(Raw records)
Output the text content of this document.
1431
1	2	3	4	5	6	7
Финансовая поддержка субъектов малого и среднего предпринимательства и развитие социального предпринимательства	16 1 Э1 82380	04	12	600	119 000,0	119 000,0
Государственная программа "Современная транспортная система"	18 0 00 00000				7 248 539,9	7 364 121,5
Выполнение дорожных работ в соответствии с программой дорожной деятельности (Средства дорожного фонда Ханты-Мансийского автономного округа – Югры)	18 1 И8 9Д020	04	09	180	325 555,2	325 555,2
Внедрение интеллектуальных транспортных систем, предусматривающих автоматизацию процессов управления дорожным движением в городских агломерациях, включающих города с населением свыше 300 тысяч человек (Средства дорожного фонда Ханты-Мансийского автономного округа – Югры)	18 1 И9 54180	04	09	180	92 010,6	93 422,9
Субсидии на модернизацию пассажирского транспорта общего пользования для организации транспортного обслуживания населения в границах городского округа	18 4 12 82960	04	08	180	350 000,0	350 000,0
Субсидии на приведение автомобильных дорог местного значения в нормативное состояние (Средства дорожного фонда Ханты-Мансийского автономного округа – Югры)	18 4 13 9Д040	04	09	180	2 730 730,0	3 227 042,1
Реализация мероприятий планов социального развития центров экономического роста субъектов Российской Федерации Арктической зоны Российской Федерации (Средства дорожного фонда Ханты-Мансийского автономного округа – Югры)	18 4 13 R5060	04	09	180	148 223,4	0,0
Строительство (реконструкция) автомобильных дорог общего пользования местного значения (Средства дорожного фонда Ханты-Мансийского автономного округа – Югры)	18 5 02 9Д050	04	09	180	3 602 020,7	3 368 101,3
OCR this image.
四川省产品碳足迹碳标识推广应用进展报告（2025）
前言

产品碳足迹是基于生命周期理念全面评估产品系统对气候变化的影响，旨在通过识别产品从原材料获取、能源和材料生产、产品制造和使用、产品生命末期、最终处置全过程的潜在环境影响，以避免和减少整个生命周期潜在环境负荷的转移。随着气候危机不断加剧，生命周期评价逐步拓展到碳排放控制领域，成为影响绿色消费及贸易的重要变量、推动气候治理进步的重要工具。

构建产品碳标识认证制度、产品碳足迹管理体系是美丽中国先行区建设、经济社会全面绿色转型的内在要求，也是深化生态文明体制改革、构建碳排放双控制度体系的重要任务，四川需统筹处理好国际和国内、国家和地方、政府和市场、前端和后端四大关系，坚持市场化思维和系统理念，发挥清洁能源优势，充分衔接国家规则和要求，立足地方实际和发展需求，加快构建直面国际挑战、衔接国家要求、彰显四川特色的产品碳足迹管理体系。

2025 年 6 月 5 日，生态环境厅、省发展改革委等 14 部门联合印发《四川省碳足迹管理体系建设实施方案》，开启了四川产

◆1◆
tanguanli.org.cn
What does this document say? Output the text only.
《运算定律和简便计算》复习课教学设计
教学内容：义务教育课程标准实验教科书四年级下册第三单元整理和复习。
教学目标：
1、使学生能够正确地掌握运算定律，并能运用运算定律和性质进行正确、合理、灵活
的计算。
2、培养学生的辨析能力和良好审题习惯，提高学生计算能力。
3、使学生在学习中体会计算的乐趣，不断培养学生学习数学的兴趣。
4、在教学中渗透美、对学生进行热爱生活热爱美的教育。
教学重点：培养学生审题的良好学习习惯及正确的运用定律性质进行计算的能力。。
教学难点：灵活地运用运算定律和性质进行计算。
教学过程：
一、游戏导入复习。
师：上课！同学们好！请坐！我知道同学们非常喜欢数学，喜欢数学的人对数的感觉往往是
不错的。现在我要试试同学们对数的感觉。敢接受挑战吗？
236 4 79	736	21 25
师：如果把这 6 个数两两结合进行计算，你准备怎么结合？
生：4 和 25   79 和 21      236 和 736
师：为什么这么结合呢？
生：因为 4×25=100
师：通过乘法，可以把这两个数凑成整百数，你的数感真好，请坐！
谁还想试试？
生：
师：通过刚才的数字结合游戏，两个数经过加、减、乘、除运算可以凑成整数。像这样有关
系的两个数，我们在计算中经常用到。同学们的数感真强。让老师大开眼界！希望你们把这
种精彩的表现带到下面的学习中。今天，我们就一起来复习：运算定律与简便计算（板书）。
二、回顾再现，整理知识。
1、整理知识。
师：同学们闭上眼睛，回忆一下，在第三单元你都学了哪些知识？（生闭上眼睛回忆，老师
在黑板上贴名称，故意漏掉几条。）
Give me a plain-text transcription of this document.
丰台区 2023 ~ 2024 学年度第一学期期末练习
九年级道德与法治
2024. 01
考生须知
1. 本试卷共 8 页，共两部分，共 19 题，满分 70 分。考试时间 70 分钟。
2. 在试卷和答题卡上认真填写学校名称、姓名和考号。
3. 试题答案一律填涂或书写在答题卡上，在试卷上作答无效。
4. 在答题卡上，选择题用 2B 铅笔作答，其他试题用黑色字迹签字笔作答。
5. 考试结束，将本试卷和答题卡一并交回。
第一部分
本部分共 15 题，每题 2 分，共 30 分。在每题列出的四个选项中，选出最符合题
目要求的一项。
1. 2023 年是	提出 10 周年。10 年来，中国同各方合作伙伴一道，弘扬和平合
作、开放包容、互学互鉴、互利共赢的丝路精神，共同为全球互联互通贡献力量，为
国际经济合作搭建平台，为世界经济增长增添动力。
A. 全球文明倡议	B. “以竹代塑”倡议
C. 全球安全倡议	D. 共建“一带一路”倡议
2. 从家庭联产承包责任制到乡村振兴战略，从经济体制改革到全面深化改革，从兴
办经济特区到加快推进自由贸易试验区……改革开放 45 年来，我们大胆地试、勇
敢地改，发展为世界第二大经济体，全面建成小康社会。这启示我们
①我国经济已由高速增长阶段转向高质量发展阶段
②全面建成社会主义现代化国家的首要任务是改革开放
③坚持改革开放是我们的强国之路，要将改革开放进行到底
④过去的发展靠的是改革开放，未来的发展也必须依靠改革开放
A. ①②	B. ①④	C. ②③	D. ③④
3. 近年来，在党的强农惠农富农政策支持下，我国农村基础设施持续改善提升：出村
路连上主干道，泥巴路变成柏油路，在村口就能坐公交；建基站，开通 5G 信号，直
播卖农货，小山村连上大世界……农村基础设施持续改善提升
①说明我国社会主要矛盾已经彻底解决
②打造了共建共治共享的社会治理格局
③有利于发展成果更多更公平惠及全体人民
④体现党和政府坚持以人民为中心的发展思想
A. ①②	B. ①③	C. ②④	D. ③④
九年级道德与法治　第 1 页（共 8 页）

## Task details:
Write the entire listing out again, word for word.

## Complete output:
Output the text content of this document.
1431
1	2	3	4	5	6	7
Финансовая поддержка субъектов малого и среднего предпринимательства и развитие социального предпринимательства	16 1 Э1 82380	04	12	600	119 000,0	119 000,0
Государственная программа "Современная транспортная система"	18 0 00 00000				7 248 539,9	7 364 121,5
Выполнение дорожных работ в соответствии с программой дорожной деятельности (Средства дорожного фонда Ханты-Мансийского автономного округа – Югры)	18 1 И8 9Д020	04	09	180	325 555,2	325 555,2
Внедрение интеллектуальных транспортных систем, предусматривающих автоматизацию процессов управления дорожным движением в городских агломерациях, включающих города с населением свыше 300 тысяч человек (Средства дорожного фонда Ханты-Мансийского автономного округа – Югры)	18 1 И9 54180	04	09	180	92 010,6	93 422,9
Субсидии на модернизацию пассажирского транспорта общего пользования для организации транспортного обслуживания населения в границах городского округа	18 4 12 82960	04	08	180	350 000,0	350 000,0
Субсидии на приведение автомобильных дорог местного значения в нормативное состояние (Средства дорожного фонда Ханты-Мансийского автономного округа – Югры)	18 4 13 9Д040	04	09	180	2 730 730,0	3 227 042,1
Реализация мероприятий планов социального развития центров экономического роста субъектов Российской Федерации Арктической зоны Российской Федерации (Средства дорожного фонда Ханты-Мансийского автономного округа – Югры)	18 4 13 R5060	04	09	180	148 223,4	0,0
Строительство (реконструкция) автомобильных дорог общего пользования местного значения (Средства дорожного фонда Ханты-Мансийского автономного округа – Югры)	18 5 02 9Д050	04	09	180	3 602 020,7	3 368 101,3
OCR this image.
四川省产品碳足迹碳标识推广应用进展报告（2025）
前言

产品碳足迹是基于生命周期理念全面评估产品系统对气候变化的影响，旨在通过识别产品从原材料获取、能源和材料生产、产品制造和使用、产品生命末期、最终处置全过程的潜在环境影响，以避免和减少整个生命周期潜在环境负荷的转移。随着气候危机不断加剧，生命周期评价逐步拓展到碳排放控制领域，成为影响绿色消费及贸易的重要变量、推动气候治理进步的重要工具。

构建产品碳标识认证制度、产品碳足迹管理体系是美丽中国先行区建设、经济社会全面绿色转型的内在要求，也是深化生态文明体制改革、构建碳排放双控制度体系的重要任务，四川需统筹处理好国际和国内、国家和地方、政府和市场、前端和后端四大关系，坚持市场化思维和系统理念，发挥清洁能源优势，充分衔接国家规则和要求，立足地方实际和发展需求，加快构建直面国际挑战、衔接国家要求、彰显四川特色的产品碳足迹管理体系。

2025 年 6 月 5 日，生态环境厅、省发展改革委等 14 部门联合印发《四川省碳足迹管理体系建设实施方案》，开启了四川产

◆1◆
tanguanli.org.cn
What does this document say? Output the text only.
《运算定律和简便计算》复习课教学设计
教学内容：义务教育课程标准实验教科书四年级下册第三单元整理和复习。
教学目标：
1、使学生能够正确地掌握运算定律，并能运用运算定律和性质进行正确、合理、灵活
的计算。
2、培养学生的辨析能力和良好审题习惯，提高学生计算能力。
3、使学生在学习中体会计算的乐趣，不断培养学生学习数学的兴趣。
4、在教学中渗透美、对学生进行热爱生活热爱美的教育。
教学重点：培养学生审题的良好学习习惯及正确的运用定律性质进行计算的能力。。
教学难点：灵活地运用运算定律和性质进行计算。
教学过程：
一、游戏导入复习。
师：上课！同学们好！请坐！我知道同学们非常喜欢数学，喜欢数学的人对数的感觉往往是
不错的。现在我要试试同学们对数的感觉。敢接受挑战吗？
236 4 79	736	21 25
师：如果把这 6 个数两两结合进行计算，你准备怎么结合？
生：4 和 25   79 和 21      236 和 736
师：为什么这么结合呢？
生：因为 4×25=100
师：通过乘法，可以把这两个数凑成整百数，你的数感真好，请坐！
谁还想试试？
生：
师：通过刚才的数字结合游戏，两个数经过加、减、乘、除运算可以凑成整数。像这样有关
系的两个数，我们在计算中经常用到。同学们的数感真强。让老师大开眼界！希望你们把这
种精彩的表现带到下面的学习中。今天，我们就一起来复习：运算定律与简便计算（板书）。
二、回顾再现，整理知识。
1、整理知识。
师：同学们闭上眼睛，回忆一下，在第三单元你都学了哪些知识？（生闭上眼睛回忆，老师
在黑板上贴名称，故意漏掉几条。）
Give me a plain-text transcription of this document.
丰台区 2023 ~ 2024 学年度第一学期期末练习
九年级道德与法治
2024. 01
考生须知
1. 本试卷共 8 页，共两部分，共 19 题，满分 70 分。考试时间 70 分钟。
2. 在试卷和答题卡上认真填写学校名称、姓名和考号。
3. 试题答案一律填涂或书写在答题卡上，在试卷上作答无效。
4. 在答题卡上，选择题用 2B 铅笔作答，其他试题用黑色字迹签字笔作答。
5. 考试结束，将本试卷和答题卡一并交回。
第一部分
本部分共 15 题，每题 2 分，共 30 分。在每题列出的四个选项中，选出最符合题
目要求的一项。
1. 2023 年是	提出 10 周年。10 年来，中国同各方合作伙伴一道，弘扬和平合
作、开放包容、互学互鉴、互利共赢的丝路精神，共同为全球互联互通贡献力量，为
国际经济合作搭建平台，为世界经济增长增添动力。
A. 全球文明倡议	B. “以竹代塑”倡议
C. 全球安全倡议	D. 共建“一带一路”倡议
2. 从家庭联产承包责任制到乡村振兴战略，从经济体制改革到全面深化改革，从兴
办经济特区到加快推进自由贸易试验区……改革开放 45 年来，我们大胆地试、勇
敢地改，发展为世界第二大经济体，全面建成小康社会。这启示我们
①我国经济已由高速增长阶段转向高质量发展阶段
②全面建成社会主义现代化国家的首要任务是改革开放
③坚持改革开放是我们的强国之路，要将改革开放进行到底
④过去的发展靠的是改革开放，未来的发展也必须依靠改革开放
A. ①②	B. ①④	C. ②③	D. ③④
3. 近年来，在党的强农惠农富农政策支持下，我国农村基础设施持续改善提升：出村
路连上主干道，泥巴路变成柏油路，在村口就能坐公交；建基站，开通 5G 信号，直
播卖农货，小山村连上大世界……农村基础设施持续改善提升
①说明我国社会主要矛盾已经彻底解决
②打造了共建共治共享的社会治理格局
③有利于发展成果更多更公平惠及全体人民
④体现党和政府坚持以人民为中心的发展思想
A. ①②	B. ①③	C. ②④	D. ③④
九年级道德与法治　第 1 页（共 8 页）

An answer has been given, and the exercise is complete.